The exercise
Transcribe all of the data exactly. Omit the pictures.

Records to process

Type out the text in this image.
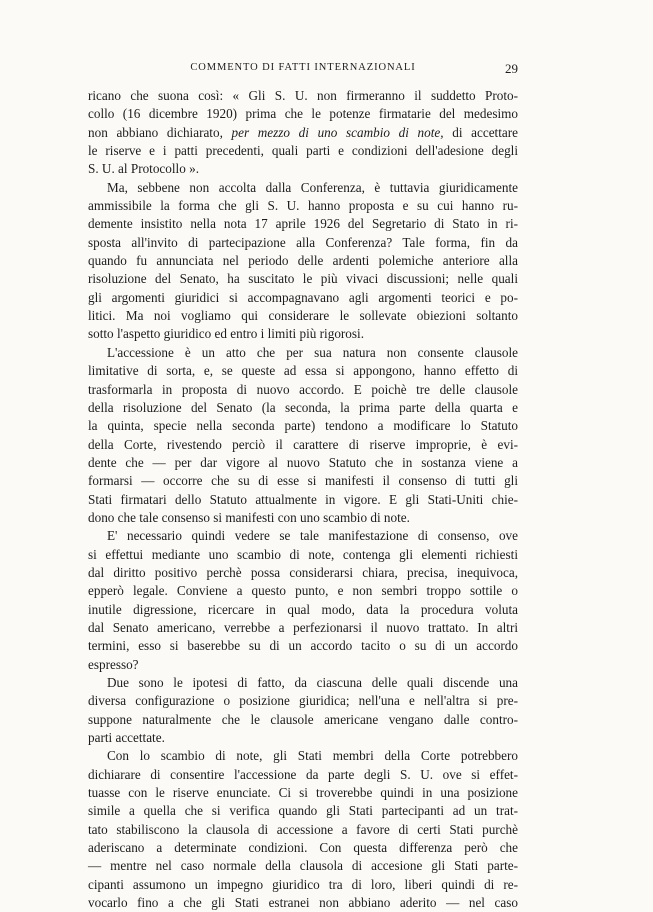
COMMENTO DI FATTI INTERNAZIONALI	29

ricano che suona così: « Gli S. U. non firmeranno il suddetto Proto-
collo (16 dicembre 1920) prima che le potenze firmatarie del medesimo
non abbiano dichiarato, per mezzo di uno scambio di note, di accettare
le riserve e i patti precedenti, quali parti e condizioni dell'adesione degli
S. U. al Protocollo ».

Ma, sebbene non accolta dalla Conferenza, è tuttavia giuridicamente
ammissibile la forma che gli S. U. hanno proposta e su cui hanno ru-
demente insistito nella nota 17 aprile 1926 del Segretario di Stato in ri-
sposta all'invito di partecipazione alla Conferenza? Tale forma, fin da
quando fu annunciata nel periodo delle ardenti polemiche anteriore alla
risoluzione del Senato, ha suscitato le più vivaci discussioni; nelle quali
gli argomenti giuridici si accompagnavano agli argomenti teorici e po-
litici. Ma noi vogliamo qui considerare le sollevate obiezioni soltanto
sotto l'aspetto giuridico ed entro i limiti più rigorosi.

L'accessione è un atto che per sua natura non consente clausole
limitative di sorta, e, se queste ad essa si appongono, hanno effetto di
trasformarla in proposta di nuovo accordo. E poichè tre delle clausole
della risoluzione del Senato (la seconda, la prima parte della quarta e
la quinta, specie nella seconda parte) tendono a modificare lo Statuto
della Corte, rivestendo perciò il carattere di riserve improprie, è evi-
dente che — per dar vigore al nuovo Statuto che in sostanza viene a
formarsi — occorre che su di esse si manifesti il consenso di tutti gli
Stati firmatari dello Statuto attualmente in vigore. E gli Stati-Uniti chie-
dono che tale consenso si manifesti con uno scambio di note.

E' necessario quindi vedere se tale manifestazione di consenso, ove
si effettui mediante uno scambio di note, contenga gli elementi richiesti
dal diritto positivo perchè possa considerarsi chiara, precisa, inequivoca,
epperò legale. Conviene a questo punto, e non sembri troppo sottile o
inutile digressione, ricercare in qual modo, data la procedura voluta
dal Senato americano, verrebbe a perfezionarsi il nuovo trattato. In altri
termini, esso si baserebbe su di un accordo tacito o su di un accordo
espresso?

Due sono le ipotesi di fatto, da ciascuna delle quali discende una
diversa configurazione o posizione giuridica; nell'una e nell'altra si pre-
suppone naturalmente che le clausole americane vengano dalle contro-
parti accettate.

Con lo scambio di note, gli Stati membri della Corte potrebbero
dichiarare di consentire l'accessione da parte degli S. U. ove si effet-
tuasse con le riserve enunciate. Ci si troverebbe quindi in una posizione
simile a quella che si verifica quando gli Stati partecipanti ad un trat-
tato stabiliscono la clausola di accessione a favore di certi Stati purchè
aderiscano a determinate condizioni. Con questa differenza però che
— mentre nel caso normale della clausola di accesione gli Stati parte-
cipanti assumono un impegno giuridico tra di loro, liberi quindi di re-
vocarlo fino a che gli Stati estranei non abbiano aderito — nel caso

The output
Type out the text in this image.
COMMENTO DI FATTI INTERNAZIONALI	29

ricano che suona così: « Gli S. U. non firmeranno il suddetto Proto-
collo (16 dicembre 1920) prima che le potenze firmatarie del medesimo
non abbiano dichiarato, per mezzo di uno scambio di note, di accettare
le riserve e i patti precedenti, quali parti e condizioni dell'adesione degli
S. U. al Protocollo ».

Ma, sebbene non accolta dalla Conferenza, è tuttavia giuridicamente
ammissibile la forma che gli S. U. hanno proposta e su cui hanno ru-
demente insistito nella nota 17 aprile 1926 del Segretario di Stato in ri-
sposta all'invito di partecipazione alla Conferenza? Tale forma, fin da
quando fu annunciata nel periodo delle ardenti polemiche anteriore alla
risoluzione del Senato, ha suscitato le più vivaci discussioni; nelle quali
gli argomenti giuridici si accompagnavano agli argomenti teorici e po-
litici. Ma noi vogliamo qui considerare le sollevate obiezioni soltanto
sotto l'aspetto giuridico ed entro i limiti più rigorosi.

L'accessione è un atto che per sua natura non consente clausole
limitative di sorta, e, se queste ad essa si appongono, hanno effetto di
trasformarla in proposta di nuovo accordo. E poichè tre delle clausole
della risoluzione del Senato (la seconda, la prima parte della quarta e
la quinta, specie nella seconda parte) tendono a modificare lo Statuto
della Corte, rivestendo perciò il carattere di riserve improprie, è evi-
dente che — per dar vigore al nuovo Statuto che in sostanza viene a
formarsi — occorre che su di esse si manifesti il consenso di tutti gli
Stati firmatari dello Statuto attualmente in vigore. E gli Stati-Uniti chie-
dono che tale consenso si manifesti con uno scambio di note.

E' necessario quindi vedere se tale manifestazione di consenso, ove
si effettui mediante uno scambio di note, contenga gli elementi richiesti
dal diritto positivo perchè possa considerarsi chiara, precisa, inequivoca,
epperò legale. Conviene a questo punto, e non sembri troppo sottile o
inutile digressione, ricercare in qual modo, data la procedura voluta
dal Senato americano, verrebbe a perfezionarsi il nuovo trattato. In altri
termini, esso si baserebbe su di un accordo tacito o su di un accordo
espresso?

Due sono le ipotesi di fatto, da ciascuna delle quali discende una
diversa configurazione o posizione giuridica; nell'una e nell'altra si pre-
suppone naturalmente che le clausole americane vengano dalle contro-
parti accettate.

Con lo scambio di note, gli Stati membri della Corte potrebbero
dichiarare di consentire l'accessione da parte degli S. U. ove si effet-
tuasse con le riserve enunciate. Ci si troverebbe quindi in una posizione
simile a quella che si verifica quando gli Stati partecipanti ad un trat-
tato stabiliscono la clausola di accessione a favore di certi Stati purchè
aderiscano a determinate condizioni. Con questa differenza però che
— mentre nel caso normale della clausola di accesione gli Stati parte-
cipanti assumono un impegno giuridico tra di loro, liberi quindi di re-
vocarlo fino a che gli Stati estranei non abbiano aderito — nel caso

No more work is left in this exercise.